■ WRITTEN TASK ■
Return the records verbatim, starting at the first line and ending after the line that contains "search-bar-container (12, 10, 632, 54)".

■ INPUT MATERIAL ■
════
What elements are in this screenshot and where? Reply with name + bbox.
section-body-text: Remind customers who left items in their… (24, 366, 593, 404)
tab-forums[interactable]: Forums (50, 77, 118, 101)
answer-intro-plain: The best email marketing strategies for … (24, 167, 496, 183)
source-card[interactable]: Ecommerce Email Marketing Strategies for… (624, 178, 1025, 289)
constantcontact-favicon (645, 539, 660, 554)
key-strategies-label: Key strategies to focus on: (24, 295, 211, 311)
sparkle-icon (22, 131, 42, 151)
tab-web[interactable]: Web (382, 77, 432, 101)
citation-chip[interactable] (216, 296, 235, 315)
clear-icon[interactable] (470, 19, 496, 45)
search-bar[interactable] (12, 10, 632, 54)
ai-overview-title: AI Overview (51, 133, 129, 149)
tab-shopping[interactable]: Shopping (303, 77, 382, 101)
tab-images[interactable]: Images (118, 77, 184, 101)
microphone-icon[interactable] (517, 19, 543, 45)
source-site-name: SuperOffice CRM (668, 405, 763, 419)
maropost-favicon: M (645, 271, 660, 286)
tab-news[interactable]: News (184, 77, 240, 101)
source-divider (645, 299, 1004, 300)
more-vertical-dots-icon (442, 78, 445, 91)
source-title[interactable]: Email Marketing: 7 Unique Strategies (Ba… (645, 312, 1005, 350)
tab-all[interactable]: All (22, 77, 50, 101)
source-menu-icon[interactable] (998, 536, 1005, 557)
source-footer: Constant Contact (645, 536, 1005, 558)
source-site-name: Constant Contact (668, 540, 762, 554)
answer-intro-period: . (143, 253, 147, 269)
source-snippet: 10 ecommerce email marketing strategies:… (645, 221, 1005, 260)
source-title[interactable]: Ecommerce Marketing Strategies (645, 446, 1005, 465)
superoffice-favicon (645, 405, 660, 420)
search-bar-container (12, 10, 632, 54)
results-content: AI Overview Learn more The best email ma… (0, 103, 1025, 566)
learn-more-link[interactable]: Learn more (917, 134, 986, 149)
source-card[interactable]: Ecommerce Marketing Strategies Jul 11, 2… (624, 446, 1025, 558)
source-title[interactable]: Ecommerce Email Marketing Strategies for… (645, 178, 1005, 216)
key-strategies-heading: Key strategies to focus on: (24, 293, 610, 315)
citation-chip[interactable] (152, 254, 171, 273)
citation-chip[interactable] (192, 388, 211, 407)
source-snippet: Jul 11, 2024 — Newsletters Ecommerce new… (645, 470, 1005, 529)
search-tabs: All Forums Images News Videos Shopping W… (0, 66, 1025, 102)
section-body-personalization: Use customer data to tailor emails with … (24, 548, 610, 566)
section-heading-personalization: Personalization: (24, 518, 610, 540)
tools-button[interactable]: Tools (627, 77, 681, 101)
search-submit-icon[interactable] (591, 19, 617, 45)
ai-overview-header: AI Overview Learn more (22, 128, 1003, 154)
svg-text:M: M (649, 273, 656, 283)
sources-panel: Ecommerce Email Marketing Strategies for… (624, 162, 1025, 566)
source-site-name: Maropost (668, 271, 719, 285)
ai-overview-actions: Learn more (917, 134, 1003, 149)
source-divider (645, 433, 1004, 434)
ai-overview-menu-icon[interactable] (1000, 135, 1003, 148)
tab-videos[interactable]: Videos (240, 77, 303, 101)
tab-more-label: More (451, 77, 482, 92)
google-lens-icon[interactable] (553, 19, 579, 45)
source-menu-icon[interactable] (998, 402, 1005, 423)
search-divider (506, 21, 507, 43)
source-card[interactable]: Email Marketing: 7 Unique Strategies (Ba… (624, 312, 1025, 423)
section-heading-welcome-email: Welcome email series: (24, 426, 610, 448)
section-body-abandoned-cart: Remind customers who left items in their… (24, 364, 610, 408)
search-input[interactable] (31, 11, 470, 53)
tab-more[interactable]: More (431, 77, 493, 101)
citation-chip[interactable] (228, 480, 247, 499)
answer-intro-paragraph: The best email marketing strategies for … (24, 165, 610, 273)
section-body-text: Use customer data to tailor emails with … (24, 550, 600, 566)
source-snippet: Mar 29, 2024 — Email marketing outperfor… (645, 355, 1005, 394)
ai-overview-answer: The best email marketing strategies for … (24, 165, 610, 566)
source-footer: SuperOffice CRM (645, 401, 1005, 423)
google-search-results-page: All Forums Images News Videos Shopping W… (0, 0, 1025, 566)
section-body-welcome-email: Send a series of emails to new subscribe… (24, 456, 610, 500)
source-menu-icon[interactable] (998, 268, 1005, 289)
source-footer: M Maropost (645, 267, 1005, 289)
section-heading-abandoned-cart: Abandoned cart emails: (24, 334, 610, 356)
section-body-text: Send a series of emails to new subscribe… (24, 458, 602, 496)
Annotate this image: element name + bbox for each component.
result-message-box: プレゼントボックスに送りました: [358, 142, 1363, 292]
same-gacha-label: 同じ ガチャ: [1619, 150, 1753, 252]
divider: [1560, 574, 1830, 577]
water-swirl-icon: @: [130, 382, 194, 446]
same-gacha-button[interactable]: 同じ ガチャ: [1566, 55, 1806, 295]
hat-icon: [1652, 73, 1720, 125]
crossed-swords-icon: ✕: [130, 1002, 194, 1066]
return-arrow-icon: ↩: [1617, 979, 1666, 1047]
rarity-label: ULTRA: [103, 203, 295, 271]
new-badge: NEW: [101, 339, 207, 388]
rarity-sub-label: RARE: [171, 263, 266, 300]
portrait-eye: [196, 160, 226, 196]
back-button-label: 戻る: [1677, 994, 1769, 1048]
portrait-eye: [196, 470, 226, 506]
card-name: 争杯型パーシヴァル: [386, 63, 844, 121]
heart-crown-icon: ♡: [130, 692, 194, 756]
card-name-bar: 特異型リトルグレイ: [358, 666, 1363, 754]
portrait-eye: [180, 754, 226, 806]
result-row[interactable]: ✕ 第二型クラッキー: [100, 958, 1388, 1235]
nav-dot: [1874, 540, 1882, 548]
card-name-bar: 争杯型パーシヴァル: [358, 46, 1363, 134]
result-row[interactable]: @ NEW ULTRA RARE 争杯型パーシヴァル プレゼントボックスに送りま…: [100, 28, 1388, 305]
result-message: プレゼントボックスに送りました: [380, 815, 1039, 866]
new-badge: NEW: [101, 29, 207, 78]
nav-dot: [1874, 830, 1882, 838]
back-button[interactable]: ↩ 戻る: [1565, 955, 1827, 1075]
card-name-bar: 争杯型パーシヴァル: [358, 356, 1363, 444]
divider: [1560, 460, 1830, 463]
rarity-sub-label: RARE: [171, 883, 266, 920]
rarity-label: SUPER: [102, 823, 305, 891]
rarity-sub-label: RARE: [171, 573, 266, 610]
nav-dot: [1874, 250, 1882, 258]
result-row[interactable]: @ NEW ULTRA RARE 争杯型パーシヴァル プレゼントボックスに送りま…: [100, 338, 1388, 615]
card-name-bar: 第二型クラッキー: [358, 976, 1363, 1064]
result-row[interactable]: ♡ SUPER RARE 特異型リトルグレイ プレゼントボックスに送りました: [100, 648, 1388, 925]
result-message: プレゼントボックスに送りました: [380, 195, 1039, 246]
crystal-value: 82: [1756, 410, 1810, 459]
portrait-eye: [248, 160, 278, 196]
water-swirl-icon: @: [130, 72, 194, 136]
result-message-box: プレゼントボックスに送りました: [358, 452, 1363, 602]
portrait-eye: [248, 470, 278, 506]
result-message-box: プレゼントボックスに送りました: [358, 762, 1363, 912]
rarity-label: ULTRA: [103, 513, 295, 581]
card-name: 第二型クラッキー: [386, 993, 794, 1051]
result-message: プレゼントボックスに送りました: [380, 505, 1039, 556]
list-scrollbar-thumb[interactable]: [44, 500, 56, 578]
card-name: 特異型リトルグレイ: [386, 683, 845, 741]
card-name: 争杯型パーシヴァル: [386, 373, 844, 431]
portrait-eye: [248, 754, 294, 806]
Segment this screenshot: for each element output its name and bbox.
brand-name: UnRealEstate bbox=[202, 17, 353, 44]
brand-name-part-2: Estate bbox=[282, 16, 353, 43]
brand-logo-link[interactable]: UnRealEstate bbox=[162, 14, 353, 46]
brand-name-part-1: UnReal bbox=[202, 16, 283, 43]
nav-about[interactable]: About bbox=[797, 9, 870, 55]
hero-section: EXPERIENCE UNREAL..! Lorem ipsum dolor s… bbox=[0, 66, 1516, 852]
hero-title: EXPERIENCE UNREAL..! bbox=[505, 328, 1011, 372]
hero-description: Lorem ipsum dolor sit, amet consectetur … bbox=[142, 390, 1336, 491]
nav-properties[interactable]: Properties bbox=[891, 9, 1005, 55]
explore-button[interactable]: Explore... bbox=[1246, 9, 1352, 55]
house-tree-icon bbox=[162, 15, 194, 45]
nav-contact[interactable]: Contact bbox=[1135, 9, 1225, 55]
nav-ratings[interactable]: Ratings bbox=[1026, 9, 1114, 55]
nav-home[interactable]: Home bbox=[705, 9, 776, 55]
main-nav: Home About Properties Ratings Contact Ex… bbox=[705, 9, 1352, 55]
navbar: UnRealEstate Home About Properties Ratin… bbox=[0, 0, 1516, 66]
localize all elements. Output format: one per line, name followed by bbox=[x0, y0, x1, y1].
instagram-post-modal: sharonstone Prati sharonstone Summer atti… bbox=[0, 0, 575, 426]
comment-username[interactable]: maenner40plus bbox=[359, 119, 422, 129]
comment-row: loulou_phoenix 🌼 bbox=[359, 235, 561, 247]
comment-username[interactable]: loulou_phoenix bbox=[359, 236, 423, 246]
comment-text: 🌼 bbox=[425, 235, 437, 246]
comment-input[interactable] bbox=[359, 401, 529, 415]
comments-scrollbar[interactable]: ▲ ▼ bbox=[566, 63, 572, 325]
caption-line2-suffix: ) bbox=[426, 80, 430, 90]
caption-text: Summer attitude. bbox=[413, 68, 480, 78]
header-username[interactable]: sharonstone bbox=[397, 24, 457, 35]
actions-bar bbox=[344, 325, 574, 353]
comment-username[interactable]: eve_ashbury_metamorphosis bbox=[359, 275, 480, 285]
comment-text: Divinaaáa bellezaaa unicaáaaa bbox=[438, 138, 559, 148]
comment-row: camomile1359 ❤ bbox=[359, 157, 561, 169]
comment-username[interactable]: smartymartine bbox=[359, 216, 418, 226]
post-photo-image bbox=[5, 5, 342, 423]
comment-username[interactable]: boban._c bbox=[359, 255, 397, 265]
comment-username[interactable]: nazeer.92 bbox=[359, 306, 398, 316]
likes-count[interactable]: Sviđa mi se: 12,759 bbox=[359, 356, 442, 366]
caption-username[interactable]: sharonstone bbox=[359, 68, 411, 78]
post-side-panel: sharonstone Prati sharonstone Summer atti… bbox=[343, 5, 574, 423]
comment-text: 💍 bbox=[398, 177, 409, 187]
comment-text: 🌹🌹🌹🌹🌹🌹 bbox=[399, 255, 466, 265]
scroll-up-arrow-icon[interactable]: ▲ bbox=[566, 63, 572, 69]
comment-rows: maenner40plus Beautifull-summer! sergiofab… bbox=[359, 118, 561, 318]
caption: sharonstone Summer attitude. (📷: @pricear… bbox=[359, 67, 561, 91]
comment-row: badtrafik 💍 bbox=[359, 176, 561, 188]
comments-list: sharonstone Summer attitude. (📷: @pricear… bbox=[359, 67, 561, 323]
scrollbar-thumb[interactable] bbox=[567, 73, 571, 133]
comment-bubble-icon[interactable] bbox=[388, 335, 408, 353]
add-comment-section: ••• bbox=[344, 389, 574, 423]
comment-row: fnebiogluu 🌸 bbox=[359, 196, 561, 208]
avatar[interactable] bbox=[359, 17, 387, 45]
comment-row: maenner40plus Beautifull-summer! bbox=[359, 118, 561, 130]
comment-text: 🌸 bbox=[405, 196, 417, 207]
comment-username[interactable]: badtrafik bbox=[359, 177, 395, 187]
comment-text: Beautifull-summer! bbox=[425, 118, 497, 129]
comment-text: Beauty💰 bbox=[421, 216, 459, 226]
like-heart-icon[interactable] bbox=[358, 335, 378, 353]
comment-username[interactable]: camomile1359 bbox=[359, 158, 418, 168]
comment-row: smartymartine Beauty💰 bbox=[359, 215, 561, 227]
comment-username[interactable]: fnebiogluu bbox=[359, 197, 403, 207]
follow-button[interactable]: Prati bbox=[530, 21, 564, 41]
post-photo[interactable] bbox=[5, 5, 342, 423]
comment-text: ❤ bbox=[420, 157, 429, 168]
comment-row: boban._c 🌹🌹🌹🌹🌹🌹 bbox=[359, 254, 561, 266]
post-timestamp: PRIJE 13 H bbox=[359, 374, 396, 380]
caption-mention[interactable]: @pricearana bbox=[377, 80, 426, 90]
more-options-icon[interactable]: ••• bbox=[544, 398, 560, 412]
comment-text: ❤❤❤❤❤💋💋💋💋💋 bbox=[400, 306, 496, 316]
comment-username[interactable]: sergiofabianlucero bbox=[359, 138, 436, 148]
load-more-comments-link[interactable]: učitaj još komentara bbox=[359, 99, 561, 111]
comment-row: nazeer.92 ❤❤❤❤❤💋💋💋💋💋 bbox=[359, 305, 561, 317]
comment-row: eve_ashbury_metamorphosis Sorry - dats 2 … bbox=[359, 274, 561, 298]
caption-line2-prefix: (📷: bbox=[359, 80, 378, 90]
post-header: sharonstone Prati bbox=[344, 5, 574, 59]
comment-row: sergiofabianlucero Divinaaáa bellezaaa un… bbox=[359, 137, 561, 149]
════
■ FINISHED TASK ■
What elements are in this screenshot and where? Reply with name + bbox.
section-body-text: Remind customers who left items in their… (24, 366, 593, 404)
tab-forums[interactable]: Forums (50, 77, 118, 101)
answer-intro-plain: The best email marketing strategies for … (24, 167, 496, 183)
source-card[interactable]: Ecommerce Email Marketing Strategies for… (624, 178, 1025, 289)
constantcontact-favicon (645, 539, 660, 554)
key-strategies-label: Key strategies to focus on: (24, 295, 211, 311)
sparkle-icon (22, 131, 42, 151)
tab-web[interactable]: Web (382, 77, 432, 101)
citation-chip[interactable] (216, 296, 235, 315)
clear-icon[interactable] (470, 19, 496, 45)
search-bar[interactable] (12, 10, 632, 54)
ai-overview-title: AI Overview (51, 133, 129, 149)
tab-shopping[interactable]: Shopping (303, 77, 382, 101)
tab-images[interactable]: Images (118, 77, 184, 101)
microphone-icon[interactable] (517, 19, 543, 45)
source-site-name: SuperOffice CRM (668, 405, 763, 419)
maropost-favicon: M (645, 271, 660, 286)
tab-news[interactable]: News (184, 77, 240, 101)
source-divider (645, 299, 1004, 300)
more-vertical-dots-icon (442, 78, 445, 91)
source-title[interactable]: Email Marketing: 7 Unique Strategies (Ba… (645, 312, 1005, 350)
tab-all[interactable]: All (22, 77, 50, 101)
source-menu-icon[interactable] (998, 536, 1005, 557)
source-footer: Constant Contact (645, 536, 1005, 558)
source-site-name: Constant Contact (668, 540, 762, 554)
answer-intro-period: . (143, 253, 147, 269)
source-snippet: 10 ecommerce email marketing strategies:… (645, 221, 1005, 260)
source-title[interactable]: Ecommerce Marketing Strategies (645, 446, 1005, 465)
superoffice-favicon (645, 405, 660, 420)
search-bar-container (12, 10, 632, 54)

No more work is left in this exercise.